(Stored items from a collection)
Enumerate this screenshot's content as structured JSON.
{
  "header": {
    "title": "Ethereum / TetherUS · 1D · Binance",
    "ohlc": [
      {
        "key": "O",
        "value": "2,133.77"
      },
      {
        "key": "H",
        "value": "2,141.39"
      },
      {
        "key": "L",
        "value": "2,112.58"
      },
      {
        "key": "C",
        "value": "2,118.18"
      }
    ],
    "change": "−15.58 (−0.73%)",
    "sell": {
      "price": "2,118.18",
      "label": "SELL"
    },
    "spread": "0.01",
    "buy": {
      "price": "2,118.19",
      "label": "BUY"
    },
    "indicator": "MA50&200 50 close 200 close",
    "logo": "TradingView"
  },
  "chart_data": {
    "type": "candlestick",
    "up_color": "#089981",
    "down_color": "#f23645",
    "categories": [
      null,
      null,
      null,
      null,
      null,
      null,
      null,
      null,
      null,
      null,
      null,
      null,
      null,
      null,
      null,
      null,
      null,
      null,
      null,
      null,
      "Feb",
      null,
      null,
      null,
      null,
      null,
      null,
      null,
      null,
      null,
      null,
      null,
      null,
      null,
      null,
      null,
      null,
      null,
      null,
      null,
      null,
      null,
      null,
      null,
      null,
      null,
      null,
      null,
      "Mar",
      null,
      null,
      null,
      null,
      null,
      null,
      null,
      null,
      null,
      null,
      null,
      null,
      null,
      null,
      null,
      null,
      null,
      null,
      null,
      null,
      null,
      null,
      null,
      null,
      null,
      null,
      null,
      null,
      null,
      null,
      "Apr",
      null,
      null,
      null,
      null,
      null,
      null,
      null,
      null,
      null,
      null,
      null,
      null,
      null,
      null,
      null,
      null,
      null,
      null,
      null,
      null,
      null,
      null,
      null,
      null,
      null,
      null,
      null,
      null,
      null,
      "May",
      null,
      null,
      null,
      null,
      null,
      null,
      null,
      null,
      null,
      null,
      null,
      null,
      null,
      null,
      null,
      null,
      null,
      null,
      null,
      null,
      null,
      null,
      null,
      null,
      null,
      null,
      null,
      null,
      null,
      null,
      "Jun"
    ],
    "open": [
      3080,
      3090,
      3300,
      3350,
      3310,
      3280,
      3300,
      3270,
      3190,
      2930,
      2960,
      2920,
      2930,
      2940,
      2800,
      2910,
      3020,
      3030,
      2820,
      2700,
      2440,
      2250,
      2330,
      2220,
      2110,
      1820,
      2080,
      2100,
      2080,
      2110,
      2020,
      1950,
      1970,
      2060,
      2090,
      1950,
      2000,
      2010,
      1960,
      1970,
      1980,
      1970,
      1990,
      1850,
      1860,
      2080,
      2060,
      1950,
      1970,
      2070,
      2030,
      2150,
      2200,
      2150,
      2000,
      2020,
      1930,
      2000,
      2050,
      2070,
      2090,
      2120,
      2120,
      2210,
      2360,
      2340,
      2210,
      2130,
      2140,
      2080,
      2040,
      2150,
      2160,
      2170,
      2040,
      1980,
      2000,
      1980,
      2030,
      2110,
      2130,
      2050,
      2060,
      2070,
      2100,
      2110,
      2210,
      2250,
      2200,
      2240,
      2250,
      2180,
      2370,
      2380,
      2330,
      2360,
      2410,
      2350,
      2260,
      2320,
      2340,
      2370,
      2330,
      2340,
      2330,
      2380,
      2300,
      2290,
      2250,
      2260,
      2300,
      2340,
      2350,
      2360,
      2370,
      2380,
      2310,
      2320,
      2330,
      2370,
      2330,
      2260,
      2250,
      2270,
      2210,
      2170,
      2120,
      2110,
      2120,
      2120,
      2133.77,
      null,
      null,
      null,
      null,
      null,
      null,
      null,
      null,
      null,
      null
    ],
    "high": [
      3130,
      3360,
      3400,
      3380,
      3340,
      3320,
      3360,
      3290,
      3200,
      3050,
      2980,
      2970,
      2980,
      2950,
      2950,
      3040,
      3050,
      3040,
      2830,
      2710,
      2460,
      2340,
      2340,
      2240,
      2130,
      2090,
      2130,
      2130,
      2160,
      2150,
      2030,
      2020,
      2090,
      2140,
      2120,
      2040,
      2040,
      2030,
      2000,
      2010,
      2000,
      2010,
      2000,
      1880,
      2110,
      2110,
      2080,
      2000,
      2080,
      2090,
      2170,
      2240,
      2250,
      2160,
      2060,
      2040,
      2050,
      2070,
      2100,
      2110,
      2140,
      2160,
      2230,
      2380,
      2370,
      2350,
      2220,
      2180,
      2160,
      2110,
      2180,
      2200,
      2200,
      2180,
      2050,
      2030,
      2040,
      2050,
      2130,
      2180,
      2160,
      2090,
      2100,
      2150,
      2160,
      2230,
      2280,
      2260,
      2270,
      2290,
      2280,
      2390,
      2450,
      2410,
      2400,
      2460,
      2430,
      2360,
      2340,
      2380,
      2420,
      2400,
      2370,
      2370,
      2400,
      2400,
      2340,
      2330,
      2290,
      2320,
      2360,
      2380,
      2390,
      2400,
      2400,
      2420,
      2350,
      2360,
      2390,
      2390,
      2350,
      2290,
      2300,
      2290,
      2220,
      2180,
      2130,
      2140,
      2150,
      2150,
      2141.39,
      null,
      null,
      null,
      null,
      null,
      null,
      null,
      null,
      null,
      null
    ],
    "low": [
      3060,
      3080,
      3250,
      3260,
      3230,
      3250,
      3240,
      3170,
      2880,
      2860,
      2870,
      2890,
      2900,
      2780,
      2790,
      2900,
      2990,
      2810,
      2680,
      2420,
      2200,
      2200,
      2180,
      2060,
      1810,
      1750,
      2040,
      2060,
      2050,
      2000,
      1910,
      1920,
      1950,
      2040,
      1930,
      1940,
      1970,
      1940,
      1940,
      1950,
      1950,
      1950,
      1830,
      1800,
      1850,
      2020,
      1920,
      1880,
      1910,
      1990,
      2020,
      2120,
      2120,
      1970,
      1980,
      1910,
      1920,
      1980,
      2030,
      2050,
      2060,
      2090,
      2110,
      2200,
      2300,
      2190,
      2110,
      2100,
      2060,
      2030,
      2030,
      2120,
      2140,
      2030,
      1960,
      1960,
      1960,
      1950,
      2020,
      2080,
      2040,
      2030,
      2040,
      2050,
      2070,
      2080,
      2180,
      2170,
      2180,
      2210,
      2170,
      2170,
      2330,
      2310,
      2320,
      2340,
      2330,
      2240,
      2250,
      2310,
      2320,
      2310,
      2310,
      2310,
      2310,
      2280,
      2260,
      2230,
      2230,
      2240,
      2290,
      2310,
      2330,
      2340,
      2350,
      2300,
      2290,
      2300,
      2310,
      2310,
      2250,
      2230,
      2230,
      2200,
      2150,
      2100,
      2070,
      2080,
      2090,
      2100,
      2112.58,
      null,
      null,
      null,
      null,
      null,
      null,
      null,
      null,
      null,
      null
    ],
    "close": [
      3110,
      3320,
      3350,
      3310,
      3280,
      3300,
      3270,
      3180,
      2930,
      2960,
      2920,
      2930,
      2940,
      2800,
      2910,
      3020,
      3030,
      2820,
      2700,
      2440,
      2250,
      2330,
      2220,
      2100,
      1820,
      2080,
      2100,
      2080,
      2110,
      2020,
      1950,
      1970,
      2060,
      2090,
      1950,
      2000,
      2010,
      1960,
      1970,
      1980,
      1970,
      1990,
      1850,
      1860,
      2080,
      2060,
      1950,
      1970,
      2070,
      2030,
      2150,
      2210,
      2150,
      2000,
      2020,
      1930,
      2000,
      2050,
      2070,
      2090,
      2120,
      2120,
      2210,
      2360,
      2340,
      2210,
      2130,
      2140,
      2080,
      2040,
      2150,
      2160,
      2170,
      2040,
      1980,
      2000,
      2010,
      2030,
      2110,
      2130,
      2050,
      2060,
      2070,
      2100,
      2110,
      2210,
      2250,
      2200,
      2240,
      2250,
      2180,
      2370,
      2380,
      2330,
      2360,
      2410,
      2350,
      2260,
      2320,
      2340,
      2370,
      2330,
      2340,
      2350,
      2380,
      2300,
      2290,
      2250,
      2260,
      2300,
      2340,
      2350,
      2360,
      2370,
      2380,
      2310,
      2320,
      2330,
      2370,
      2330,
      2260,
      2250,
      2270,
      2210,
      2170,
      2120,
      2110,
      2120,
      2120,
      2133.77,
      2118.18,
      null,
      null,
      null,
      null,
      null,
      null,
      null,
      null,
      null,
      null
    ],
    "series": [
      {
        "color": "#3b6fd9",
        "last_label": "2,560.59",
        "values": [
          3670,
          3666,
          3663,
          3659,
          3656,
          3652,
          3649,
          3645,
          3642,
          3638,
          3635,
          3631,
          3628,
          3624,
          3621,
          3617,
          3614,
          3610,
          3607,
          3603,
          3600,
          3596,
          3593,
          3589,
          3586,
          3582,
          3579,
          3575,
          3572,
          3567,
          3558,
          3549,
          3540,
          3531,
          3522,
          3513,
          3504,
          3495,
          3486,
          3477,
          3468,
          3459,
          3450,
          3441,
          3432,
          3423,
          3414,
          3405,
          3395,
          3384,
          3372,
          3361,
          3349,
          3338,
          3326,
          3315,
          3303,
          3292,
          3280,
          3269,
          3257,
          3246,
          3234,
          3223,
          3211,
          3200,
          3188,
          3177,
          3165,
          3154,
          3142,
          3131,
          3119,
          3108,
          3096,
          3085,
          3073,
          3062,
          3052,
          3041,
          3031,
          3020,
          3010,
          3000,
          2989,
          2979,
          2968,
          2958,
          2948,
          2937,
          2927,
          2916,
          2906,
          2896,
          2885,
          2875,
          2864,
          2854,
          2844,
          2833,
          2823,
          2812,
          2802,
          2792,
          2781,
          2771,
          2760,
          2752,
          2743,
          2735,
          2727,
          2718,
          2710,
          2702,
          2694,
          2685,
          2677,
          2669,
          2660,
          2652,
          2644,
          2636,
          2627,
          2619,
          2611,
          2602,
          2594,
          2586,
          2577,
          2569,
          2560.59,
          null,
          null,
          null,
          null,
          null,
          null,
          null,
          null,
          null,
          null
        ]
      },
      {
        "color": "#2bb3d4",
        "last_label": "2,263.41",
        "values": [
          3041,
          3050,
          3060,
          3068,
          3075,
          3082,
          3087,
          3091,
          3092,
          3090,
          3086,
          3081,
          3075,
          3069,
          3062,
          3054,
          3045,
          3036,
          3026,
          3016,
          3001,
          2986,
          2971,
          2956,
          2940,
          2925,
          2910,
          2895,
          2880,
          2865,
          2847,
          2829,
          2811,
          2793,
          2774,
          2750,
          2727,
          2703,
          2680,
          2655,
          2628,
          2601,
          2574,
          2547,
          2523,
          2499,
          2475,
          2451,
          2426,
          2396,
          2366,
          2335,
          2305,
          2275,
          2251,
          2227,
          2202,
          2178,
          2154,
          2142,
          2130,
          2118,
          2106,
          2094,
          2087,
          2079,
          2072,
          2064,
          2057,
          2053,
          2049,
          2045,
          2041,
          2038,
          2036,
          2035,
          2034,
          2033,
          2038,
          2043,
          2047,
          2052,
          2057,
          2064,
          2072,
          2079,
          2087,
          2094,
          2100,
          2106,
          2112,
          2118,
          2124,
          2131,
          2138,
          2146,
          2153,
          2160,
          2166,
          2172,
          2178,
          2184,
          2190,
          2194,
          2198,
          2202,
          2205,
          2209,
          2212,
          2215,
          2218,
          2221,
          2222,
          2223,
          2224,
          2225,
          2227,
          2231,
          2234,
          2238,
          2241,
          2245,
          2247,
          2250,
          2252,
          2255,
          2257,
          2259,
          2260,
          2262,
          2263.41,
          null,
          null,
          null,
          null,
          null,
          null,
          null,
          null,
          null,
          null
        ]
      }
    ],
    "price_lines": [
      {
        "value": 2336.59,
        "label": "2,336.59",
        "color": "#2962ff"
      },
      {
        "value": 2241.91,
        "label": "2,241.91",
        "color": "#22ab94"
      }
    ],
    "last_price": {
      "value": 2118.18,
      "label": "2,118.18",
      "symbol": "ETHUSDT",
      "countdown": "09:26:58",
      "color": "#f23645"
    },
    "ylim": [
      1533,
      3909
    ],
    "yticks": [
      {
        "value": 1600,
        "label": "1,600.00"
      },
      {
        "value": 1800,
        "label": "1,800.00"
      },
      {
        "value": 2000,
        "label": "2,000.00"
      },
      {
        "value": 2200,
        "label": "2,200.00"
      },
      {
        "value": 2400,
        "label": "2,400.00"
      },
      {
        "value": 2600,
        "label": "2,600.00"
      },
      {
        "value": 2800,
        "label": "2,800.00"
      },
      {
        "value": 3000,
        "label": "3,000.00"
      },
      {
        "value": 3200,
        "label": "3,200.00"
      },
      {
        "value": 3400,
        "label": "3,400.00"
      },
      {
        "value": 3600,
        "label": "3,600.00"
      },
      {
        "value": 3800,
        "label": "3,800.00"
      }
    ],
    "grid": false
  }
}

[Exercise task] Return every line above in which the string "close" occurs.

[Reply]
    "indicator": "MA50&200 50 close 200 close",
    "close": [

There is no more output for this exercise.